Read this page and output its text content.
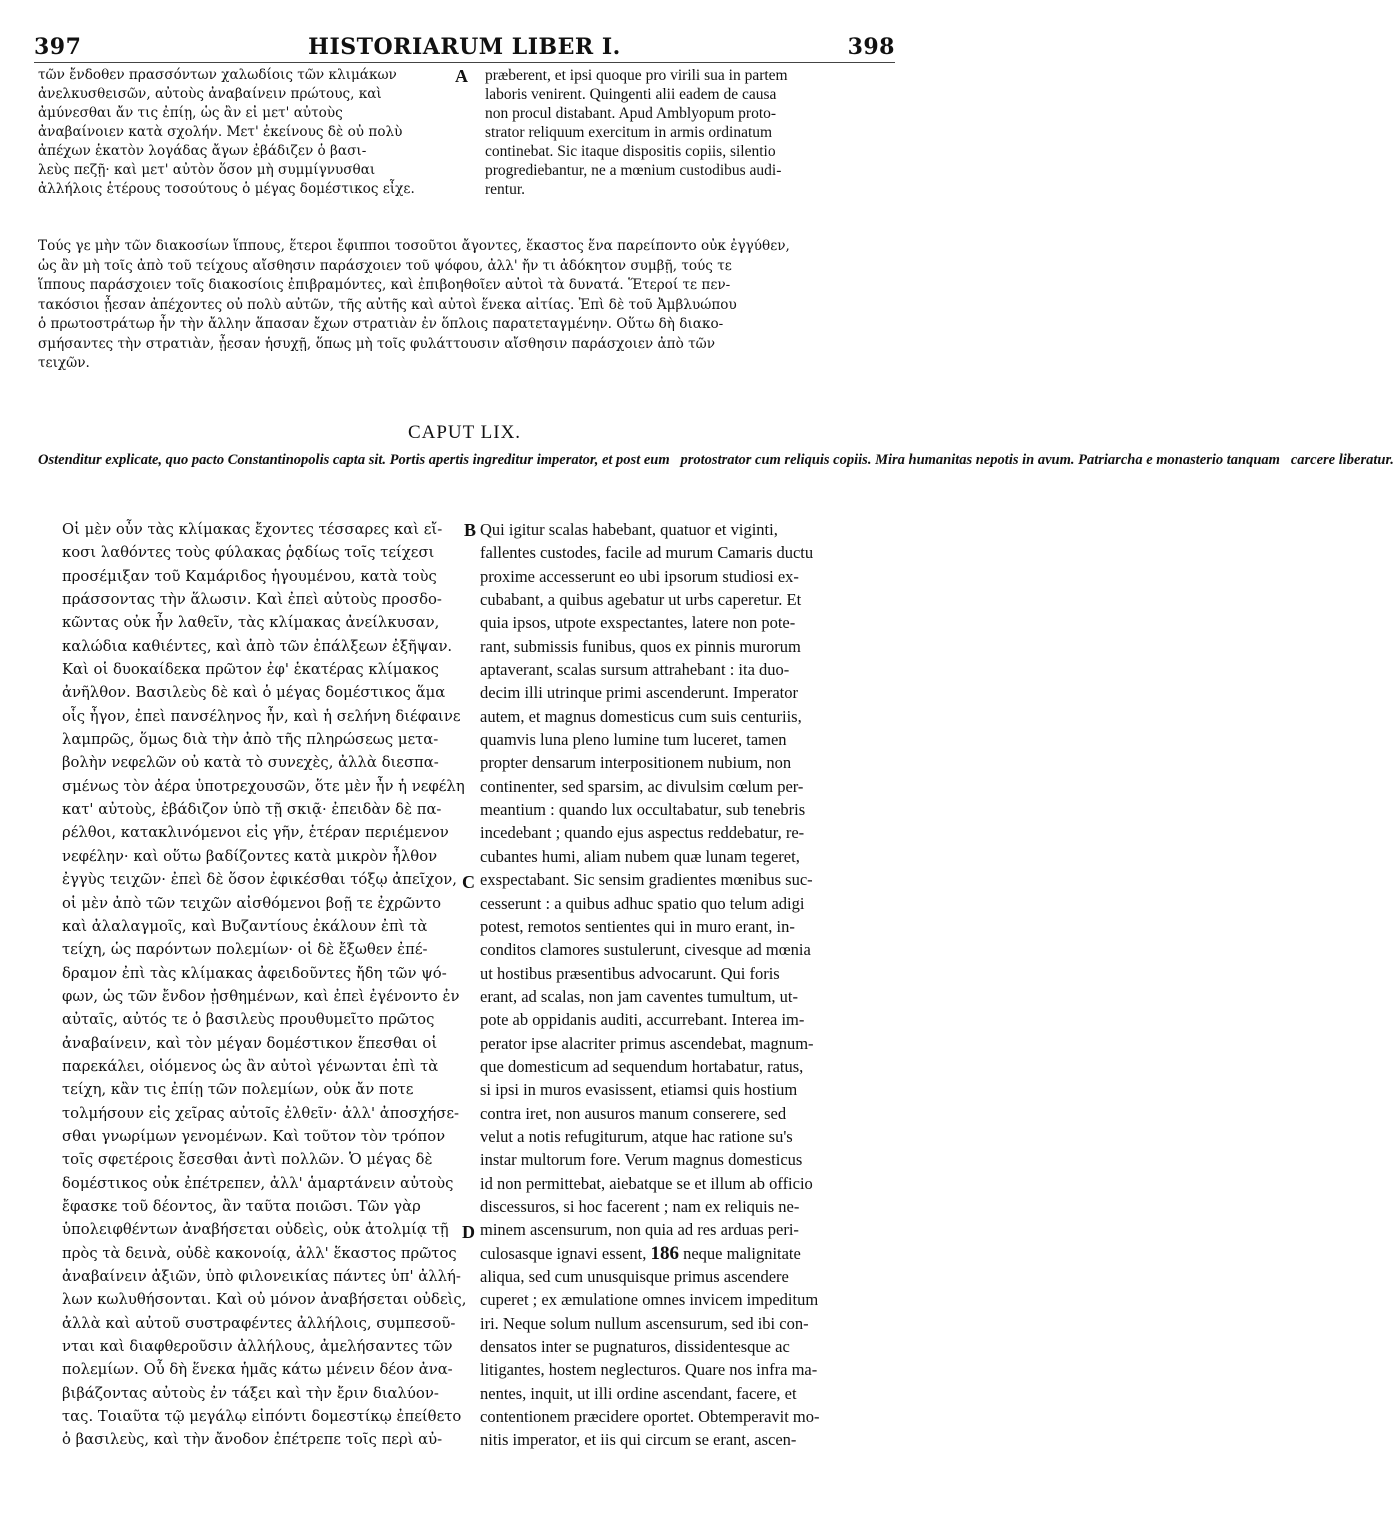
397	HISTORIARUM LIBER I.	398
τῶν ἔνδοθεν πρασσόντων χαλωδίοις τῶν κλιμάκων
ἀνελκυσθεισῶν, αὐτοὺς ἀναβαίνειν πρώτους, καὶ
ἀμύνεσθαι ἄν τις ἐπίῃ, ὡς ἂν εἰ μετ' αὐτοὺς
ἀναβαίνοιεν κατὰ σχολήν. Μετ' ἐκείνους δὲ οὐ πολὺ
ἀπέχων ἑκατὸν λογάδας ἄγων ἐβάδιζεν ὁ βασι-
λεὺς πεζῇ· καὶ μετ' αὐτὸν ὅσον μὴ συμμίγνυσθαι
ἀλλήλοις ἑτέρους τοσούτους ὁ μέγας δομέστικος εἶχε.
A præberent, et ipsi quoque pro virili sua in partem
laboris venirent. Quingenti alii eadem de causa
non procul distabant. Apud Amblyopum proto-
strator reliquum exercitum in armis ordinatum
continebat. Sic itaque dispositis copiis, silentio
progrediebantur, ne a mœnium custodibus audi-
rentur.
Τούς γε μὴν τῶν διακοσίων ἵππους, ἕτεροι ἔφιπποι τοσοῦτοι ἄγοντες, ἕκαστος ἕνα παρείποντο οὐκ ἐγγύθεν,
ὡς ἂν μὴ τοῖς ἀπὸ τοῦ τείχους αἴσθησιν παράσχοιεν τοῦ ψόφου, ἀλλ' ἤν τι ἀδόκητον συμβῇ, τούς τε
ἵππους παράσχοιεν τοῖς διακοσίοις ἐπιβραμόντες, καὶ ἐπιβοηθοῖεν αὐτοὶ τὰ δυνατά. Ἕτεροί τε πεν-
τακόσιοι ᾖεσαν ἀπέχοντες οὐ πολὺ αὐτῶν, τῆς αὐτῆς καὶ αὐτοὶ ἕνεκα αἰτίας. Ἐπὶ δὲ τοῦ Ἀμβλυώπου
ὁ πρωτοστράτωρ ἦν τὴν ἄλλην ἅπασαν ἔχων στρατιὰν ἐν ὅπλοις παρατεταγμένην. Οὕτω δὴ διακο-
σμήσαντες τὴν στρατιὰν, ᾖεσαν ἡσυχῇ, ὅπως μὴ τοῖς φυλάττουσιν αἴσθησιν παράσχοιεν ἀπὸ τῶν
τειχῶν.
CAPUT LIX.
Ostenditur explicate, quo pacto Constantinopolis capta sit. Portis apertis ingreditur imperator, et post eum   protostrator cum reliquis copiis. Mira humanitas nepotis in avum. Patriarcha e monasterio tanquam   carcere liberatur.
Οἱ μὲν οὖν τὰς κλίμακας ἔχοντες τέσσαρες καὶ εἴ-
κοσι λαθόντες τοὺς φύλακας ῥᾳδίως τοῖς τείχεσι
προσέμιξαν τοῦ Καμάριδος ἡγουμένου, κατὰ τοὺς
πράσσοντας τὴν ἅλωσιν. Καὶ ἐπεὶ αὐτοὺς προσδο-
κῶντας οὐκ ἦν λαθεῖν, τὰς κλίμακας ἀνείλκυσαν,
καλώδια καθιέντες, καὶ ἀπὸ τῶν ἐπάλξεων ἐξῆψαν.
Καὶ οἱ δυοκαίδεκα πρῶτον ἐφ' ἑκατέρας κλίμακος
ἀνῆλθον. Βασιλεὺς δὲ καὶ ὁ μέγας δομέστικος ἅμα
οἷς ἦγον, ἐπεὶ πανσέληνος ἦν, καὶ ἡ σελήνη διέφαινε
λαμπρῶς, ὅμως διὰ τὴν ἀπὸ τῆς πληρώσεως μετα-
βολὴν νεφελῶν οὐ κατὰ τὸ συνεχὲς, ἀλλὰ διεσπα-
σμένως τὸν ἀέρα ὑποτρεχουσῶν, ὅτε μὲν ἦν ἡ νεφέλη
κατ' αὐτοὺς, ἐβάδιζον ὑπὸ τῇ σκιᾷ· ἐπειδὰν δὲ πα-
ρέλθοι, κατακλινόμενοι εἰς γῆν, ἑτέραν περιέμενον
νεφέλην· καὶ οὕτω βαδίζοντες κατὰ μικρὸν ἦλθον
ἐγγὺς τειχῶν· ἐπεὶ δὲ ὅσον ἐφικέσθαι τόξῳ ἀπεῖχον,
οἱ μὲν ἀπὸ τῶν τειχῶν αἰσθόμενοι βοῇ τε ἐχρῶντο
καὶ ἀλαλαγμοῖς, καὶ Βυζαντίους ἐκάλουν ἐπὶ τὰ
τείχη, ὡς παρόντων πολεμίων· οἱ δὲ ἔξωθεν ἐπέ-
δραμον ἐπὶ τὰς κλίμακας ἀφειδοῦντες ἤδη τῶν ψό-
φων, ὡς τῶν ἔνδον ᾐσθημένων, καὶ ἐπεὶ ἐγένοντο ἐν
αὐταῖς, αὐτός τε ὁ βασιλεὺς προυθυμεῖτο πρῶτος
ἀναβαίνειν, καὶ τὸν μέγαν δομέστικον ἕπεσθαι οἱ
παρεκάλει, οἰόμενος ὡς ἂν αὐτοὶ γένωνται ἐπὶ τὰ
τείχη, κἂν τις ἐπίῃ τῶν πολεμίων, οὐκ ἄν ποτε
τολμήσουν εἰς χεῖρας αὐτοῖς ἐλθεῖν· ἀλλ' ἀποσχήσε-
σθαι γνωρίμων γενομένων. Καὶ τοῦτον τὸν τρόπον
τοῖς σφετέροις ἔσεσθαι ἀντὶ πολλῶν. Ὁ μέγας δὲ
δομέστικος οὐκ ἐπέτρεπεν, ἀλλ' ἁμαρτάνειν αὐτοὺς
ἔφασκε τοῦ δέοντος, ἂν ταῦτα ποιῶσι. Τῶν γὰρ
ὑπολειφθέντων ἀναβήσεται οὐδεὶς, οὐκ ἀτολμίᾳ τῇ
πρὸς τὰ δεινὰ, οὐδὲ κακονοίᾳ, ἀλλ' ἕκαστος πρῶτος
ἀναβαίνειν ἀξιῶν, ὑπὸ φιλονεικίας πάντες ὑπ' ἀλλή-
λων κωλυθήσονται. Καὶ οὐ μόνον ἀναβήσεται οὐδεὶς,
ἀλλὰ καὶ αὐτοῦ συστραφέντες ἀλλήλοις, συμπεσοῦ-
νται καὶ διαφθεροῦσιν ἀλλήλους, ἀμελήσαντες τῶν
πολεμίων. Οὗ δὴ ἕνεκα ἡμᾶς κάτω μένειν δέον ἀνα-
βιβάζοντας αὐτοὺς ἐν τάξει καὶ τὴν ἔριν διαλύον-
τας. Τοιαῦτα τῷ μεγάλῳ εἰπόντι δομεστίκῳ ἐπείθετο
ὁ βασιλεὺς, καὶ τὴν ἄνοδον ἐπέτρεπε τοῖς περὶ αὐ-
B
C
D
Qui igitur scalas habebant, quatuor et viginti,
fallentes custodes, facile ad murum Camaris ductu
proxime accesserunt eo ubi ipsorum studiosi ex-
cubabant, a quibus agebatur ut urbs caperetur. Et
quia ipsos, utpote exspectantes, latere non pote-
rant, submissis funibus, quos ex pinnis murorum
aptaverant, scalas sursum attrahebant : ita duo-
decim illi utrinque primi ascenderunt. Imperator
autem, et magnus domesticus cum suis centuriis,
quamvis luna pleno lumine tum luceret, tamen
propter densarum interpositionem nubium, non
continenter, sed sparsim, ac divulsim cœlum per-
meantium : quando lux occultabatur, sub tenebris
incedebant ; quando ejus aspectus reddebatur, re-
cubantes humi, aliam nubem quæ lunam tegeret,
exspectabant. Sic sensim gradientes mœnibus suc-
cesserunt : a quibus adhuc spatio quo telum adigi
potest, remotos sentientes qui in muro erant, in-
conditos clamores sustulerunt, civesque ad mœnia
ut hostibus præsentibus advocarunt. Qui foris
erant, ad scalas, non jam caventes tumultum, ut-
pote ab oppidanis auditi, accurrebant. Interea im-
perator ipse alacriter primus ascendebat, magnum-
que domesticum ad sequendum hortabatur, ratus,
si ipsi in muros evasissent, etiamsi quis hostium
contra iret, non ausuros manum conserere, sed
velut a notis refugiturum, atque hac ratione su's
instar multorum fore. Verum magnus domesticus
id non permittebat, aiebatque se et illum ab officio
discessuros, si hoc facerent ; nam ex reliquis ne-
minem ascensurum, non quia ad res arduas peri-
culosasque ignavi essent, 186 neque malignitate
aliqua, sed cum unusquisque primus ascendere
cuperet ; ex æmulatione omnes invicem impeditum
iri. Neque solum nullum ascensurum, sed ibi con-
densatos inter se pugnaturos, dissidentesque ac
litigantes, hostem neglecturos. Quare nos infra ma-
nentes, inquit, ut illi ordine ascendant, facere, et
contentionem præcidere oportet. Obtemperavit mo-
nitis imperator, et iis qui circum se erant, ascen-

☆ ☆ ☆

→ **Directions for this task**
Tell how many lines of the data include the word "στρατιὰν", and nothing else.

→ **Answer to the problem**
2